[Page content transcription data]

--- START ---

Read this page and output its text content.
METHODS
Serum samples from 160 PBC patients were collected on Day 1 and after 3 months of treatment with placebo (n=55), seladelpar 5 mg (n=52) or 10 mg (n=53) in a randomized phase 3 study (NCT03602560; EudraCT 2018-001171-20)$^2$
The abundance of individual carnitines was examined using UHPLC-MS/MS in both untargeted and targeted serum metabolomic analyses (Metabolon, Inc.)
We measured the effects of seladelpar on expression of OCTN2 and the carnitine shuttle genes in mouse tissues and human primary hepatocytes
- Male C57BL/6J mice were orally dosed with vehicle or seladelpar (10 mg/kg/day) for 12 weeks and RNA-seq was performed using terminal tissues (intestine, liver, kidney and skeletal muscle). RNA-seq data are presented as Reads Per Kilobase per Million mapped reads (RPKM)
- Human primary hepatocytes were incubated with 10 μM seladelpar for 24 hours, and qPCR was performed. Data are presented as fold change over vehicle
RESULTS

--- END ---

> Problem to solve:
Only a number is wanted. Count the lines of the data that contain "vehicle".

> Your response:
2